Scan the records for the string "англ"; copy each line where it occurs.
-- INFORMATION SHOWN start --
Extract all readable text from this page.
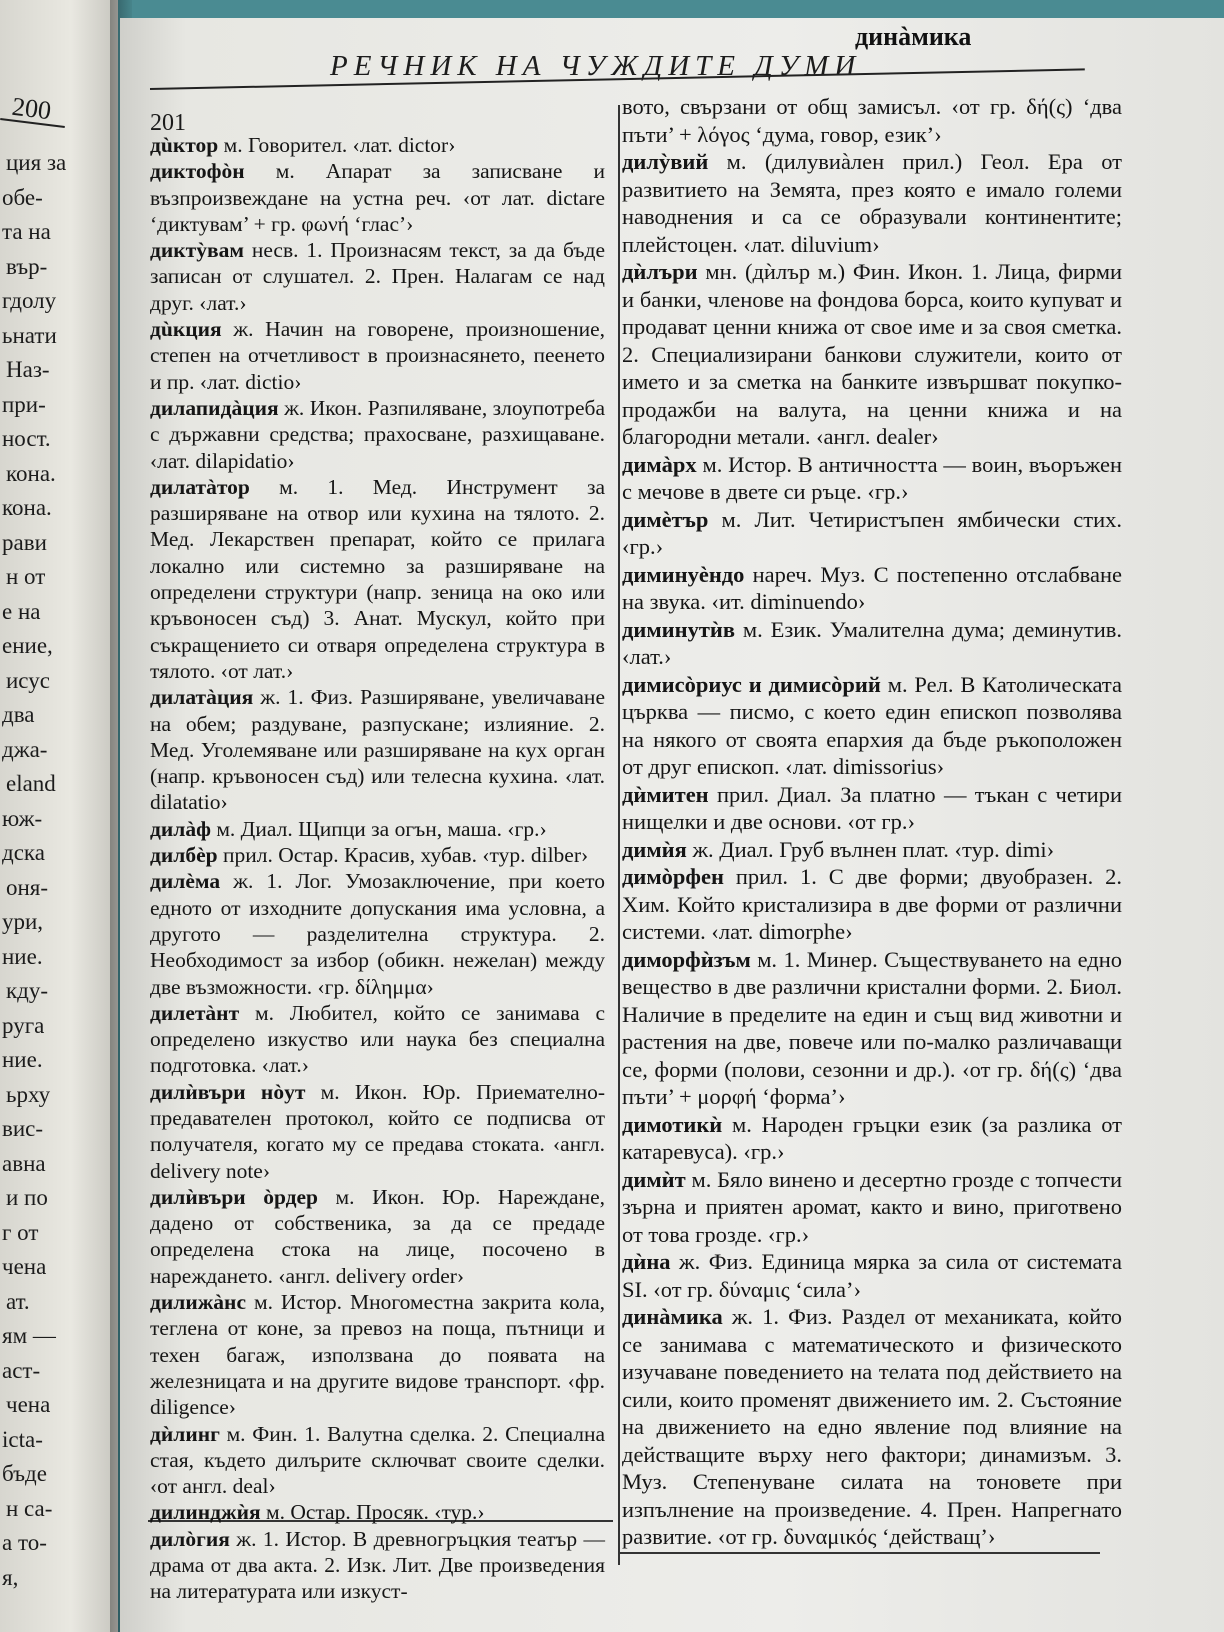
200
ция за
обе-
та на
вър-
гдолу
ьнати
Наз-
при-
ност.
кона.
кона.
рави
н от
е на
ение,
исус
два
джа-
eland
юж-
дска
оня-
ури,
ние.
кду-
руга
ние.
ьрху
вис-
авна
и по
г от
чена
ат.
ям —
аст-
чена
icta-
бъде
н са-
а то-
я,
РЕЧНИК НА ЧУЖДИТЕ ДУМИ
динàмика
201

дùктор м. Говорител. ‹лат. dictor›

диктофòн м. Апарат за записване и възпроизвеждане на устна реч. ‹от лат. dictare ‘диктувам’ + гр. φωνή ‘глас’›

диктỳвам несв. 1. Произнасям текст, за да бъде записан от слушател. 2. Прен. Налагам се над друг. ‹лат.›

дùкция ж. Начин на говорене, произношение, степен на отчетливост в произнасянето, пеенето и пр. ‹лат. dictio›

дилапидàция ж. Икон. Разпиляване, злоупотреба с държавни средства; прахосване, разхищаване. ‹лат. dilapidatio›

дилатàтор м. 1. Мед. Инструмент за разширяване на отвор или кухина на тялото. 2. Мед. Лекарствен препарат, който се прилага локално или системно за разширяване на определени структури (напр. зеница на око или кръвоносен съд) 3. Анат. Мускул, който при съкращението си отваря определена структура в тялото. ‹от лат.›

дилатàция ж. 1. Физ. Разширяване, увеличаване на обем; раздуване, разпускане; излияние. 2. Мед. Уголемяване или разширяване на кух орган (напр. кръвоносен съд) или телесна кухина. ‹лат. dilatatio›

дилàф м. Диал. Щипци за огън, маша. ‹гр.›

дилбèр прил. Остар. Красив, хубав. ‹тур. dilber›

дилèма ж. 1. Лог. Умозаключение, при което едното от изходните допускания има условна, а другото — разделителна структура. 2. Необходимост за избор (обикн. нежелан) между две възможности. ‹гр. δίλημμα›

дилетàнт м. Любител, който се занимава с определено изкуство или наука без специална подготовка. ‹лат.›

дилѝвъри нòут м. Икон. Юр. Приемателно-предавателен протокол, който се подписва от получателя, когато му се предава стоката. ‹англ. delivery note›

дилѝвъри òрдер м. Икон. Юр. Нареждане, дадено от собственика, за да се предаде определена стока на лице, посочено в нареждането. ‹англ. delivery order›

дилижàнс м. Истор. Многоместна закрита кола, теглена от коне, за превоз на поща, пътници и техен багаж, използвана до появата на железницата и на другите видове транспорт. ‹фр. diligence›

дѝлинг м. Фин. 1. Валутна сделка. 2. Специална стая, където дилърите сключват своите сделки. ‹от англ. deal›

дилинджѝя м. Остар. Просяк. ‹тур.›

дилòгия ж. 1. Истор. В древногръцкия театър — драма от два акта. 2. Изк. Лит. Две произведения на литературата или изкуст-

вото, свързани от общ замисъл. ‹от гр. δή(ς) ‘два пъти’ + λόγος ‘дума, говор, език’›

дилỳвий м. (дилувиàлен прил.) Геол. Ера от развитието на Земята, през която е имало големи наводнения и са се образували континентите; плейстоцен. ‹лат. diluvium›

дѝлъри мн. (дѝлър м.) Фин. Икон. 1. Лица, фирми и банки, членове на фондова борса, които купуват и продават ценни книжа от свое име и за своя сметка. 2. Специализирани банкови служители, които от името и за сметка на банките извършват покупко-продажби на валута, на ценни книжа и на благородни метали. ‹англ. dealer›

димàрх м. Истор. В античността — воин, въоръжен с мечове в двете си ръце. ‹гр.›

димèтър м. Лит. Четиристъпен ямбически стих. ‹гр.›

диминуèндо нареч. Муз. С постепенно отслабване на звука. ‹ит. diminuendo›

диминутѝв м. Език. Умалителна дума; деминутив. ‹лат.›

димисòриус и димисòрий м. Рел. В Католическата църква — писмо, с което един епископ позволява на някого от своята епархия да бъде ръкоположен от друг епископ. ‹лат. dimissorius›

дѝмитен прил. Диал. За платно — тъкан с четири нищелки и две основи. ‹от гр.›

димѝя ж. Диал. Груб вълнен плат. ‹тур. dimi›

димòрфен прил. 1. С две форми; двуобразен. 2. Хим. Който кристализира в две форми от различни системи. ‹лат. dimorphe›

диморфѝзъм м. 1. Минер. Съществуването на едно вещество в две различни кристални форми. 2. Биол. Наличие в пределите на един и същ вид животни и растения на две, повече или по-малко различаващи се, форми (полови, сезонни и др.). ‹от гр. δή(ς) ‘два пъти’ + μορφή ‘форма’›

димотикѝ м. Народен гръцки език (за разлика от катаревуса). ‹гр.›

димѝт м. Бяло винено и десертно грозде с топчести зърна и приятен аромат, както и вино, приготвено от това грозде. ‹гр.›

дѝна ж. Физ. Единица мярка за сила от системата SI. ‹от гр. δύναμις ‘сила’›

динàмика ж. 1. Физ. Раздел от механиката, който се занимава с математическото и физическото изучаване поведението на телата под действието на сили, които променят движението им. 2. Състояние на движението на едно явление под влияние на действащите върху него фактори; динамизъм. 3. Муз. Степенуване силата на тоновете при изпълнение на произведение. 4. Прен. Напрегнато развитие. ‹от гр. δυναμικός ‘действащ’›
-- INFORMATION SHOWN end --
ANSWER TO THE PROBLEM:
дилѝвъри нòут м. Икон. Юр. Приемателно-предавателен протокол, който се подписва от получателя, когато му се предава стоката. ‹англ. delivery note›
дилѝвъри òрдер м. Икон. Юр. Нареждане, дадено от собственика, за да се предаде определена стока на лице, посочено в нареждането. ‹англ. delivery order›
дѝлинг м. Фин. 1. Валутна сделка. 2. Специална стая, където дилърите сключват своите сделки. ‹от англ. deal›
дѝлъри мн. (дѝлър м.) Фин. Икон. 1. Лица, фирми и банки, членове на фондова борса, които купуват и продават ценни книжа от свое име и за своя сметка. 2. Специализирани банкови служители, които от името и за сметка на банките извършват покупко-продажби на валута, на ценни книжа и на благородни метали. ‹англ. dealer›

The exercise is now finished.